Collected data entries
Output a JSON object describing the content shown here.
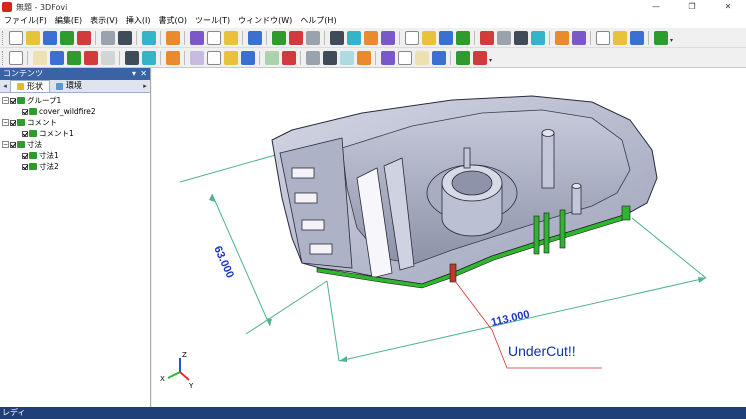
{
  "window": {
    "title": "無題 - 3DFovi",
    "minimize": "—",
    "maximize": "❐",
    "close": "✕"
  },
  "menu": [
    "ファイル(F)",
    "編集(E)",
    "表示(V)",
    "挿入(I)",
    "書式(O)",
    "ツール(T)",
    "ウィンドウ(W)",
    "ヘルプ(H)"
  ],
  "toolbar1": {
    "groups": [
      [
        "new-icon",
        "open-icon",
        "save-icon",
        "save-as-icon",
        "print-icon"
      ],
      [
        "undo-icon",
        "redo-icon"
      ],
      [
        "delete-icon"
      ],
      [
        "grid-icon"
      ],
      [
        "box-view-icon",
        "fit-view-icon",
        "measure-icon"
      ],
      [
        "help-icon"
      ],
      [
        "document-icon",
        "cut-icon",
        "section-icon"
      ],
      [
        "green-cube-icon",
        "green-cube-front-icon",
        "green-cube-side-icon",
        "green-cube-back-icon"
      ],
      [
        "arrow-up-icon",
        "arrow-down-icon",
        "arrow-left-icon",
        "arrow-right-icon"
      ],
      [
        "rotate-x-icon",
        "rotate-y-icon",
        "rotate-z-icon",
        "rotate-free-icon"
      ],
      [
        "zoom-icon",
        "pan-icon"
      ],
      [
        "pick-icon",
        "highlight-icon",
        "paint-icon"
      ],
      [
        "fullscreen-icon"
      ]
    ]
  },
  "toolbar2": {
    "groups": [
      [
        "select-icon"
      ],
      [
        "view-front-icon",
        "view-top-icon",
        "view-right-icon",
        "view-iso-icon",
        "view-back-icon"
      ],
      [
        "align-icon",
        "split-icon"
      ],
      [
        "light-icon"
      ],
      [
        "flag-icon",
        "camera-icon",
        "pointer-icon",
        "marker-icon"
      ],
      [
        "measure-distance-icon",
        "measure-angle-icon"
      ],
      [
        "wrench-icon",
        "probe-icon",
        "target-icon",
        "network-icon"
      ],
      [
        "search-model-icon",
        "move-icon",
        "explode-icon",
        "sphere-icon"
      ],
      [
        "snapshot-icon",
        "export-icon"
      ]
    ]
  },
  "panel": {
    "title": "コンテンツ",
    "pin": "▾",
    "close": "✕",
    "tabs": [
      "形状",
      "環境"
    ],
    "tree": [
      {
        "level": 0,
        "expander": "−",
        "label": "グループ1",
        "icon": "group-icon",
        "color": "#2f9b2f"
      },
      {
        "level": 1,
        "expander": "",
        "label": "cover_wildfire2",
        "icon": "part-icon",
        "color": "#2f9b2f"
      },
      {
        "level": 0,
        "expander": "−",
        "label": "コメント",
        "icon": "comment-folder-icon",
        "color": "#2f9b2f"
      },
      {
        "level": 1,
        "expander": "",
        "label": "コメント1",
        "icon": "comment-icon",
        "color": "#2f9b2f"
      },
      {
        "level": 0,
        "expander": "−",
        "label": "寸法",
        "icon": "dimension-folder-icon",
        "color": "#2f9b2f"
      },
      {
        "level": 1,
        "expander": "",
        "label": "寸法1",
        "icon": "dimension-icon",
        "color": "#2f9b2f"
      },
      {
        "level": 1,
        "expander": "",
        "label": "寸法2",
        "icon": "dimension-icon",
        "color": "#2f9b2f"
      }
    ]
  },
  "viewport": {
    "dimension_1": "63.000",
    "dimension_2": "113.000",
    "annotation": "UnderCut!!",
    "triad": {
      "x": "X",
      "y": "Y",
      "z": "Z"
    },
    "dimension_color": "#1a35c8",
    "annotation_color": "#0d2fb5",
    "leader_color": "#d43030",
    "extension_color": "#4fb38c"
  },
  "status": {
    "text": "レディ"
  },
  "colors": {
    "panel_header": "#3a63a5",
    "statusbar": "#1e3f78",
    "model_fill": "#bfc3d6",
    "model_edge": "#2a2a3a",
    "cut_face": "#2fb52f"
  }
}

• **Task to carry out**
From the entries above, copy every line where the word "folder" shows up.

• **Correct output**
        "icon": "comment-folder-icon",
        "icon": "dimension-folder-icon",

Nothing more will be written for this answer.